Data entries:
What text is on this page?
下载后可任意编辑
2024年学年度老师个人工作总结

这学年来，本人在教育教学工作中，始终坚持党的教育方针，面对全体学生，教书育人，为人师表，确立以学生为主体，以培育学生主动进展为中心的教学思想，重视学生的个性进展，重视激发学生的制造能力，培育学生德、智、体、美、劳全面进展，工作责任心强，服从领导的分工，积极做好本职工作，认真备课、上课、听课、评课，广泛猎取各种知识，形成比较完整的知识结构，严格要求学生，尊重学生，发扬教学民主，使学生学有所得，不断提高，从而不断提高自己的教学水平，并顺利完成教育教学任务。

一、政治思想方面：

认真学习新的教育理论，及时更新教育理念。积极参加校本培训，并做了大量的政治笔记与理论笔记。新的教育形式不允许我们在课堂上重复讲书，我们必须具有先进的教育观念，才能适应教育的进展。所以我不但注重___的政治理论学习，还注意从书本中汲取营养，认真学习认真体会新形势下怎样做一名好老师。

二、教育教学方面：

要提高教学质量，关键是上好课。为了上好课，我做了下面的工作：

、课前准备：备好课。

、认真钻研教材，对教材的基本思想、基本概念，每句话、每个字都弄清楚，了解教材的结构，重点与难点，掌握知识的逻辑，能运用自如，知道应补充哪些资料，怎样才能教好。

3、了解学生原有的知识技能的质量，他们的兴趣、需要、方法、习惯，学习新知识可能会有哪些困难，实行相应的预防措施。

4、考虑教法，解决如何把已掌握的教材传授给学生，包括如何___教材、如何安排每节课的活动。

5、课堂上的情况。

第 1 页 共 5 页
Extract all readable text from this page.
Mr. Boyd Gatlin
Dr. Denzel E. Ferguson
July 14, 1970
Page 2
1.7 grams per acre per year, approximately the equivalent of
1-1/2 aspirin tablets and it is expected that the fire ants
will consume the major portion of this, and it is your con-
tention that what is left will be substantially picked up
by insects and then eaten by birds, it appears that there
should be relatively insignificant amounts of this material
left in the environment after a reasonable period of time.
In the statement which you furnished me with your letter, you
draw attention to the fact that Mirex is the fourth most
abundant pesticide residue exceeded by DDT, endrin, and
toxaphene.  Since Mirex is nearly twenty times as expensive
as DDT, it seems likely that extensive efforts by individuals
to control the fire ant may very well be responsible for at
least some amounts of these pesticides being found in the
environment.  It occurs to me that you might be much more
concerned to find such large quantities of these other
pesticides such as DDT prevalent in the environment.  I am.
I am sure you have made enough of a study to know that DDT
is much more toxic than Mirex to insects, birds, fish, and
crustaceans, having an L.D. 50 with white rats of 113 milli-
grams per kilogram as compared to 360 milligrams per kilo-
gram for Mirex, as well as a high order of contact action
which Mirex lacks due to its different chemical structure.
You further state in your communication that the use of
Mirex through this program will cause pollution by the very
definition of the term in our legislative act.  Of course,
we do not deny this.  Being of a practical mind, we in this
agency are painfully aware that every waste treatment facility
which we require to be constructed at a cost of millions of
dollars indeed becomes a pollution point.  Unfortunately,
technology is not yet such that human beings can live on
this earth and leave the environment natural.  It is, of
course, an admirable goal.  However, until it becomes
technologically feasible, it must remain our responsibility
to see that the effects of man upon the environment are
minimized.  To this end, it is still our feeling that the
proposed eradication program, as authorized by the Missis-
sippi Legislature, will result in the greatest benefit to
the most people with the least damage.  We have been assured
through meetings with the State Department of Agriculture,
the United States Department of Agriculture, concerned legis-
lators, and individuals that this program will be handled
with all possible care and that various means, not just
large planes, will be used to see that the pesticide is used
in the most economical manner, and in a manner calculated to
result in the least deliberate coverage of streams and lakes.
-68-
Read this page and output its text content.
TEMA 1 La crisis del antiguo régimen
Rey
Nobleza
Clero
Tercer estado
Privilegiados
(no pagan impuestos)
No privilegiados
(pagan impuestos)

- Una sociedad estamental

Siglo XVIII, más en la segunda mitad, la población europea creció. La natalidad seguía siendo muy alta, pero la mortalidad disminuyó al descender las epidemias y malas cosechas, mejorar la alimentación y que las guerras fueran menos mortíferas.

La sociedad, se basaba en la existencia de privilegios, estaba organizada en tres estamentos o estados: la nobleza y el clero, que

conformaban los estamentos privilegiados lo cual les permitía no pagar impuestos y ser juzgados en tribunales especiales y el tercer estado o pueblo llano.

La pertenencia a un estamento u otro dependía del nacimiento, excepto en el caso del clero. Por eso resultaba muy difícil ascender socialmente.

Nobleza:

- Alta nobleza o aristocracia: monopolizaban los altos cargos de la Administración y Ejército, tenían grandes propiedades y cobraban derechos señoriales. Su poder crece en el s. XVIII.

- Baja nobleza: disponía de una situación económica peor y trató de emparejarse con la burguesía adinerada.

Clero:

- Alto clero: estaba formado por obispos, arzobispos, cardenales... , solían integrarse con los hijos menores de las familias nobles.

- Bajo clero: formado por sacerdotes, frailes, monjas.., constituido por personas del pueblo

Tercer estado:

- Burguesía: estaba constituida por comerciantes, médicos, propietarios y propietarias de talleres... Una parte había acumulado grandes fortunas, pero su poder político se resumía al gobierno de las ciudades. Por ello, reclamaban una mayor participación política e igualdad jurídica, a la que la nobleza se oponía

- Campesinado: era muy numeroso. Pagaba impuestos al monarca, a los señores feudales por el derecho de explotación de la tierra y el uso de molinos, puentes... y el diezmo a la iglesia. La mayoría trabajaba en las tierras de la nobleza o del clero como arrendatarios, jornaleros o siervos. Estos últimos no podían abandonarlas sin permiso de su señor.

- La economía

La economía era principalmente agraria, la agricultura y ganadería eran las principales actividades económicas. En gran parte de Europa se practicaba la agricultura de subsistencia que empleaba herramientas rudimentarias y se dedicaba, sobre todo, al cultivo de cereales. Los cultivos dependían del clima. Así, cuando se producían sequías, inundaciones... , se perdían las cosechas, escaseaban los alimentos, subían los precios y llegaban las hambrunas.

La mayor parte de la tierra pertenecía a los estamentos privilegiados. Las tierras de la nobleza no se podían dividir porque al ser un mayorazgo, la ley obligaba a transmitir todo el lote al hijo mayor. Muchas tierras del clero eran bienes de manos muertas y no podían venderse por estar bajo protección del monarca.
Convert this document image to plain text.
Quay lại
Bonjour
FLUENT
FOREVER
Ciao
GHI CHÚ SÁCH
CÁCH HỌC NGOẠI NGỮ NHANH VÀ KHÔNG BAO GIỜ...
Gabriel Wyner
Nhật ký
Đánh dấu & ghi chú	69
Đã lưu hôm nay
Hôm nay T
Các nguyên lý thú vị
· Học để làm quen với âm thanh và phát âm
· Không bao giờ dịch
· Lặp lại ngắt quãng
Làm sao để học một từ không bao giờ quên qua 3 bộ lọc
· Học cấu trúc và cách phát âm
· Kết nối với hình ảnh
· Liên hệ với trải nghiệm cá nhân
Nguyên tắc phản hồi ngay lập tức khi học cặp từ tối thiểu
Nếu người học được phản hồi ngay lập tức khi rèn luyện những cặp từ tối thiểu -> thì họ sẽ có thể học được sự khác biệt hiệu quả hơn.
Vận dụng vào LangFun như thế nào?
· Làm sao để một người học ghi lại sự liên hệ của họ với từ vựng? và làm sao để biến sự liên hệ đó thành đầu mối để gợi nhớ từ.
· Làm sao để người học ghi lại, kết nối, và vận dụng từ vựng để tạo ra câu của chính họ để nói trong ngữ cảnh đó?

What to do:
Type out all of the material again, word for word.

Correct answer:
What text is on this page?
下载后可任意编辑
2024年学年度老师个人工作总结

这学年来，本人在教育教学工作中，始终坚持党的教育方针，面对全体学生，教书育人，为人师表，确立以学生为主体，以培育学生主动进展为中心的教学思想，重视学生的个性进展，重视激发学生的制造能力，培育学生德、智、体、美、劳全面进展，工作责任心强，服从领导的分工，积极做好本职工作，认真备课、上课、听课、评课，广泛猎取各种知识，形成比较完整的知识结构，严格要求学生，尊重学生，发扬教学民主，使学生学有所得，不断提高，从而不断提高自己的教学水平，并顺利完成教育教学任务。

一、政治思想方面：

认真学习新的教育理论，及时更新教育理念。积极参加校本培训，并做了大量的政治笔记与理论笔记。新的教育形式不允许我们在课堂上重复讲书，我们必须具有先进的教育观念，才能适应教育的进展。所以我不但注重___的政治理论学习，还注意从书本中汲取营养，认真学习认真体会新形势下怎样做一名好老师。

二、教育教学方面：

要提高教学质量，关键是上好课。为了上好课，我做了下面的工作：

、课前准备：备好课。

、认真钻研教材，对教材的基本思想、基本概念，每句话、每个字都弄清楚，了解教材的结构，重点与难点，掌握知识的逻辑，能运用自如，知道应补充哪些资料，怎样才能教好。

3、了解学生原有的知识技能的质量，他们的兴趣、需要、方法、习惯，学习新知识可能会有哪些困难，实行相应的预防措施。

4、考虑教法，解决如何把已掌握的教材传授给学生，包括如何___教材、如何安排每节课的活动。

5、课堂上的情况。

第 1 页 共 5 页
Extract all readable text from this page.
Mr. Boyd Gatlin
Dr. Denzel E. Ferguson
July 14, 1970
Page 2
1.7 grams per acre per year, approximately the equivalent of
1-1/2 aspirin tablets and it is expected that the fire ants
will consume the major portion of this, and it is your con-
tention that what is left will be substantially picked up
by insects and then eaten by birds, it appears that there
should be relatively insignificant amounts of this material
left in the environment after a reasonable period of time.
In the statement which you furnished me with your letter, you
draw attention to the fact that Mirex is the fourth most
abundant pesticide residue exceeded by DDT, endrin, and
toxaphene.  Since Mirex is nearly twenty times as expensive
as DDT, it seems likely that extensive efforts by individuals
to control the fire ant may very well be responsible for at
least some amounts of these pesticides being found in the
environment.  It occurs to me that you might be much more
concerned to find such large quantities of these other
pesticides such as DDT prevalent in the environment.  I am.
I am sure you have made enough of a study to know that DDT
is much more toxic than Mirex to insects, birds, fish, and
crustaceans, having an L.D. 50 with white rats of 113 milli-
grams per kilogram as compared to 360 milligrams per kilo-
gram for Mirex, as well as a high order of contact action
which Mirex lacks due to its different chemical structure.
You further state in your communication that the use of
Mirex through this program will cause pollution by the very
definition of the term in our legislative act.  Of course,
we do not deny this.  Being of a practical mind, we in this
agency are painfully aware that every waste treatment facility
which we require to be constructed at a cost of millions of
dollars indeed becomes a pollution point.  Unfortunately,
technology is not yet such that human beings can live on
this earth and leave the environment natural.  It is, of
course, an admirable goal.  However, until it becomes
technologically feasible, it must remain our responsibility
to see that the effects of man upon the environment are
minimized.  To this end, it is still our feeling that the
proposed eradication program, as authorized by the Missis-
sippi Legislature, will result in the greatest benefit to
the most people with the least damage.  We have been assured
through meetings with the State Department of Agriculture,
the United States Department of Agriculture, concerned legis-
lators, and individuals that this program will be handled
with all possible care and that various means, not just
large planes, will be used to see that the pesticide is used
in the most economical manner, and in a manner calculated to
result in the least deliberate coverage of streams and lakes.
-68-
Read this page and output its text content.
TEMA 1 La crisis del antiguo régimen
Rey
Nobleza
Clero
Tercer estado
Privilegiados
(no pagan impuestos)
No privilegiados
(pagan impuestos)

- Una sociedad estamental

Siglo XVIII, más en la segunda mitad, la población europea creció. La natalidad seguía siendo muy alta, pero la mortalidad disminuyó al descender las epidemias y malas cosechas, mejorar la alimentación y que las guerras fueran menos mortíferas.

La sociedad, se basaba en la existencia de privilegios, estaba organizada en tres estamentos o estados: la nobleza y el clero, que

conformaban los estamentos privilegiados lo cual les permitía no pagar impuestos y ser juzgados en tribunales especiales y el tercer estado o pueblo llano.

La pertenencia a un estamento u otro dependía del nacimiento, excepto en el caso del clero. Por eso resultaba muy difícil ascender socialmente.

Nobleza:

- Alta nobleza o aristocracia: monopolizaban los altos cargos de la Administración y Ejército, tenían grandes propiedades y cobraban derechos señoriales. Su poder crece en el s. XVIII.

- Baja nobleza: disponía de una situación económica peor y trató de emparejarse con la burguesía adinerada.

Clero:

- Alto clero: estaba formado por obispos, arzobispos, cardenales... , solían integrarse con los hijos menores de las familias nobles.

- Bajo clero: formado por sacerdotes, frailes, monjas.., constituido por personas del pueblo

Tercer estado:

- Burguesía: estaba constituida por comerciantes, médicos, propietarios y propietarias de talleres... Una parte había acumulado grandes fortunas, pero su poder político se resumía al gobierno de las ciudades. Por ello, reclamaban una mayor participación política e igualdad jurídica, a la que la nobleza se oponía

- Campesinado: era muy numeroso. Pagaba impuestos al monarca, a los señores feudales por el derecho de explotación de la tierra y el uso de molinos, puentes... y el diezmo a la iglesia. La mayoría trabajaba en las tierras de la nobleza o del clero como arrendatarios, jornaleros o siervos. Estos últimos no podían abandonarlas sin permiso de su señor.

- La economía

La economía era principalmente agraria, la agricultura y ganadería eran las principales actividades económicas. En gran parte de Europa se practicaba la agricultura de subsistencia que empleaba herramientas rudimentarias y se dedicaba, sobre todo, al cultivo de cereales. Los cultivos dependían del clima. Así, cuando se producían sequías, inundaciones... , se perdían las cosechas, escaseaban los alimentos, subían los precios y llegaban las hambrunas.

La mayor parte de la tierra pertenecía a los estamentos privilegiados. Las tierras de la nobleza no se podían dividir porque al ser un mayorazgo, la ley obligaba a transmitir todo el lote al hijo mayor. Muchas tierras del clero eran bienes de manos muertas y no podían venderse por estar bajo protección del monarca.
Convert this document image to plain text.
Quay lại
Bonjour
FLUENT
FOREVER
Ciao
GHI CHÚ SÁCH
CÁCH HỌC NGOẠI NGỮ NHANH VÀ KHÔNG BAO GIỜ...
Gabriel Wyner
Nhật ký
Đánh dấu & ghi chú	69
Đã lưu hôm nay
Hôm nay T
Các nguyên lý thú vị
· Học để làm quen với âm thanh và phát âm
· Không bao giờ dịch
· Lặp lại ngắt quãng
Làm sao để học một từ không bao giờ quên qua 3 bộ lọc
· Học cấu trúc và cách phát âm
· Kết nối với hình ảnh
· Liên hệ với trải nghiệm cá nhân
Nguyên tắc phản hồi ngay lập tức khi học cặp từ tối thiểu
Nếu người học được phản hồi ngay lập tức khi rèn luyện những cặp từ tối thiểu -> thì họ sẽ có thể học được sự khác biệt hiệu quả hơn.
Vận dụng vào LangFun như thế nào?
· Làm sao để một người học ghi lại sự liên hệ của họ với từ vựng? và làm sao để biến sự liên hệ đó thành đầu mối để gợi nhớ từ.
· Làm sao để người học ghi lại, kết nối, và vận dụng từ vựng để tạo ra câu của chính họ để nói trong ngữ cảnh đó?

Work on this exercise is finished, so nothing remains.